PROBLEM DESCRIPTION. Copy the listing verbatim, starting at its first line and ending with the line that contains "barcode-bar xyxy=(1122,1526,1178,1530)", including both of those lines.

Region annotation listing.

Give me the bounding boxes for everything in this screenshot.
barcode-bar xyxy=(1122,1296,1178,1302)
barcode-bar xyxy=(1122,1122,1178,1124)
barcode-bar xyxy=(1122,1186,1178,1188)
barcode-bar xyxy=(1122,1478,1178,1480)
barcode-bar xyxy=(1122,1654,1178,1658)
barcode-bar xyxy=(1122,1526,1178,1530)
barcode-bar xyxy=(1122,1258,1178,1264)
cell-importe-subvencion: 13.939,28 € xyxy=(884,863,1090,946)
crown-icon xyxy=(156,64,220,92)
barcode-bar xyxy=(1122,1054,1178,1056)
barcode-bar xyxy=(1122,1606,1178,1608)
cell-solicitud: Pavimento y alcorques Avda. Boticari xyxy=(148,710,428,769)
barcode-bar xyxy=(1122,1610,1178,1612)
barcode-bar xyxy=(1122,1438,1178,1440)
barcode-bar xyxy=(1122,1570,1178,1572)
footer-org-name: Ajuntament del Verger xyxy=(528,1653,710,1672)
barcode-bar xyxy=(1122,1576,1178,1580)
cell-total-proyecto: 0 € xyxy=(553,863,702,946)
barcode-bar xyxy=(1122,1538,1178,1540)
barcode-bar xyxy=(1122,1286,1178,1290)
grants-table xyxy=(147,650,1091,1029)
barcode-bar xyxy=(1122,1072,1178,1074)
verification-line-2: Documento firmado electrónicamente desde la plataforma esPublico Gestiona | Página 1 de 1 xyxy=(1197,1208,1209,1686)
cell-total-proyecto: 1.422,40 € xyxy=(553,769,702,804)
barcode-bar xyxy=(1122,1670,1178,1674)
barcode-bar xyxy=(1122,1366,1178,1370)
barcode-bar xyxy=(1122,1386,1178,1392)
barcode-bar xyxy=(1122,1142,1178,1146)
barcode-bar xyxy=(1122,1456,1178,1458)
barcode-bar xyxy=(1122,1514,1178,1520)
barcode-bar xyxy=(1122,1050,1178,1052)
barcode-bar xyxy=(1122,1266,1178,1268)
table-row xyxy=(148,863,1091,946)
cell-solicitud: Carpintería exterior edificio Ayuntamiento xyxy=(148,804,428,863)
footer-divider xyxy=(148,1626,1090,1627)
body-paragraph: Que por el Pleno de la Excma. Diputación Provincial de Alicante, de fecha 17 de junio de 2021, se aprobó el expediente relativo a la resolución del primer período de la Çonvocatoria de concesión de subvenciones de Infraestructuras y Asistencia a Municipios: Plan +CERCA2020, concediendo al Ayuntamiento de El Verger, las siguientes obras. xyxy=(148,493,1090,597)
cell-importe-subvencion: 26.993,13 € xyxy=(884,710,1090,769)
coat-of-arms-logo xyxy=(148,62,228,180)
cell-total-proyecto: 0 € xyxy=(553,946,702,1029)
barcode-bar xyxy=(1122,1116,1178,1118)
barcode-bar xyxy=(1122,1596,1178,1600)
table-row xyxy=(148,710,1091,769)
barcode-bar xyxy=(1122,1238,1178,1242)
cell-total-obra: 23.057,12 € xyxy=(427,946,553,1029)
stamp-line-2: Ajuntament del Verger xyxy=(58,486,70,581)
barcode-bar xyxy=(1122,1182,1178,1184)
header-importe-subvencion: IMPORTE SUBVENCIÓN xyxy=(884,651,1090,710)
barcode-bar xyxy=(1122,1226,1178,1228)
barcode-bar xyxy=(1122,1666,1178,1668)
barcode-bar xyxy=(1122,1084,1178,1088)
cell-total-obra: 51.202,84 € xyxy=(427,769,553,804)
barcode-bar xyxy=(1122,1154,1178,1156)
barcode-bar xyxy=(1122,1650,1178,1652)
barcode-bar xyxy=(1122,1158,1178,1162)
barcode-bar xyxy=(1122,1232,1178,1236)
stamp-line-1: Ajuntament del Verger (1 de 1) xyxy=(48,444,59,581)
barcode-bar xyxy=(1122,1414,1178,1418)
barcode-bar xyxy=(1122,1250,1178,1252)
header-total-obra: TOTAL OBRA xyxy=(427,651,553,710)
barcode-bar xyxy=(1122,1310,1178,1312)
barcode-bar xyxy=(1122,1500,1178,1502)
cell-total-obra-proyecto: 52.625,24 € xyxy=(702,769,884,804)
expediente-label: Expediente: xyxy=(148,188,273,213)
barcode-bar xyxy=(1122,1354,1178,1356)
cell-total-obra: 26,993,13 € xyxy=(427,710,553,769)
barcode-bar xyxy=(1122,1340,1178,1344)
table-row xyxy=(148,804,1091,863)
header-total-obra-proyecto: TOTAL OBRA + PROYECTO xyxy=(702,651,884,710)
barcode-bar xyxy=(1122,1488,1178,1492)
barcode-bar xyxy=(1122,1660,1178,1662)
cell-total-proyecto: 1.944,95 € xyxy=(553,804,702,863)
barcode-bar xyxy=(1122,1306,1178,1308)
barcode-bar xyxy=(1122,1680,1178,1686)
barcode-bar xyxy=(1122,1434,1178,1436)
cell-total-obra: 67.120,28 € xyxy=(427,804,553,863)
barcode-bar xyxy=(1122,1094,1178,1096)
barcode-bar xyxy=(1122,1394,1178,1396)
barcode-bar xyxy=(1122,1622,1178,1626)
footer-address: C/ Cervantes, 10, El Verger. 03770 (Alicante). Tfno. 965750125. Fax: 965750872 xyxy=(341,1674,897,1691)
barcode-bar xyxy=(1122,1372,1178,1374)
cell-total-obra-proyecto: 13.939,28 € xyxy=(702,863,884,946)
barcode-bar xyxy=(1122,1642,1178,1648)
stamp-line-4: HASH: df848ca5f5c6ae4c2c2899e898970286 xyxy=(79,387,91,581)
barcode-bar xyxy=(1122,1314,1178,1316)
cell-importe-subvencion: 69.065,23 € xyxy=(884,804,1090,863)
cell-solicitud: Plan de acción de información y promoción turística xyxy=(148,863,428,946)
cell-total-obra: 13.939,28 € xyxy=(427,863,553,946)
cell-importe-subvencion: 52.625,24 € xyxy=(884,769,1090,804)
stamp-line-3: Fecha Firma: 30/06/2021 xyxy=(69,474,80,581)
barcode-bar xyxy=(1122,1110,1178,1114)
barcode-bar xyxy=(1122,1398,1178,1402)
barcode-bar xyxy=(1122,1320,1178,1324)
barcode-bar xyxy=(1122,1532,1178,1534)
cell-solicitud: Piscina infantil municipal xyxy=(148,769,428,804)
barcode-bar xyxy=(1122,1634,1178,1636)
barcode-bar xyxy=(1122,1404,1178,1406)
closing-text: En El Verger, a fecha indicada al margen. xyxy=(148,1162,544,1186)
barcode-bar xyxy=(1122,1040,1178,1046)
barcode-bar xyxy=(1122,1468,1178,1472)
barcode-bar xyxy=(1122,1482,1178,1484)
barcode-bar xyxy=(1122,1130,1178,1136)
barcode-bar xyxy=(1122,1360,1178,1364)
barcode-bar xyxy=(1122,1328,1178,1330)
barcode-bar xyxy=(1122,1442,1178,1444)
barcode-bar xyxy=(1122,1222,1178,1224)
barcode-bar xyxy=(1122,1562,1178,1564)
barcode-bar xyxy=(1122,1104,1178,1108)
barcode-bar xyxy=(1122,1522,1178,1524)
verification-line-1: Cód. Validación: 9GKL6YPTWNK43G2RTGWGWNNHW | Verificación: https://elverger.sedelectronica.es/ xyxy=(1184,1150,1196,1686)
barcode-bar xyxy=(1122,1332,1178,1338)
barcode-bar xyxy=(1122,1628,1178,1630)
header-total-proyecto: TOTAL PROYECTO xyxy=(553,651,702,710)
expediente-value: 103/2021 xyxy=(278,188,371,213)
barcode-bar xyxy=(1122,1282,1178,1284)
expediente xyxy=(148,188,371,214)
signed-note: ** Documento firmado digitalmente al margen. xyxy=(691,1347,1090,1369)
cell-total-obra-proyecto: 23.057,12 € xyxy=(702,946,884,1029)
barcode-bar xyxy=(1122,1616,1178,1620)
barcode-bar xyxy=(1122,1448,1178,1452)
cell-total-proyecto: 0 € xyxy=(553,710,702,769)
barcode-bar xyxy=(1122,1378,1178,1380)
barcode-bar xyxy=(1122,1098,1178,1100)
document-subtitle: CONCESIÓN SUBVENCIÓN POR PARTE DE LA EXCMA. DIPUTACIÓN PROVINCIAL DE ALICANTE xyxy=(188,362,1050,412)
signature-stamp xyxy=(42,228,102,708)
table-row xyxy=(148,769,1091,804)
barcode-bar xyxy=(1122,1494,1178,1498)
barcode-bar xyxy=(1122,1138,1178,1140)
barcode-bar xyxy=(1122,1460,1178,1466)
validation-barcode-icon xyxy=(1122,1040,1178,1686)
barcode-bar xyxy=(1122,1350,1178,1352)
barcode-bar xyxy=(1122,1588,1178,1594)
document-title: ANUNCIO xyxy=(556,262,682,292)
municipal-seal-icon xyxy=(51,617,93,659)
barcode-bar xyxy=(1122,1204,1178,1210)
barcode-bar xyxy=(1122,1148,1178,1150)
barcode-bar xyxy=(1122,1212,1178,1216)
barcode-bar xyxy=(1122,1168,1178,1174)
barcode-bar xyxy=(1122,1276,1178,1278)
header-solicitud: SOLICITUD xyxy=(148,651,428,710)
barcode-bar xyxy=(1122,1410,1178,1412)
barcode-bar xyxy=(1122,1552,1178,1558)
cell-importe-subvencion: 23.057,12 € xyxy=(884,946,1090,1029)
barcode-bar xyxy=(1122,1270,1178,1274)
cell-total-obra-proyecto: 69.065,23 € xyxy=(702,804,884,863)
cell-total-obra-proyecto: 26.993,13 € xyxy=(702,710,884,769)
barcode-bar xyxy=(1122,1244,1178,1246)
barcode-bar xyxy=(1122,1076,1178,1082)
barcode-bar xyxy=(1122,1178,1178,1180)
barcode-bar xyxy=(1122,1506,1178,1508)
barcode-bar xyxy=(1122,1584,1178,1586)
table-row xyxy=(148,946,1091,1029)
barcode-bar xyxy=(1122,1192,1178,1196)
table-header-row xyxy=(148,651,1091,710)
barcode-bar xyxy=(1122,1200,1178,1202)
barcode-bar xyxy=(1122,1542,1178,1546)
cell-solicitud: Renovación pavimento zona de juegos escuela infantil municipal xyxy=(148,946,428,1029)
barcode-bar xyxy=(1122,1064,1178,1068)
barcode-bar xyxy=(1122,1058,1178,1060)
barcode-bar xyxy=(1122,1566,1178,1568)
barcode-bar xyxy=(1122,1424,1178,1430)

SOLVED EXERCISE.
Give me the bounding boxes for everything in this screenshot.
barcode-bar xyxy=(1122,1296,1178,1302)
barcode-bar xyxy=(1122,1122,1178,1124)
barcode-bar xyxy=(1122,1186,1178,1188)
barcode-bar xyxy=(1122,1478,1178,1480)
barcode-bar xyxy=(1122,1654,1178,1658)
barcode-bar xyxy=(1122,1526,1178,1530)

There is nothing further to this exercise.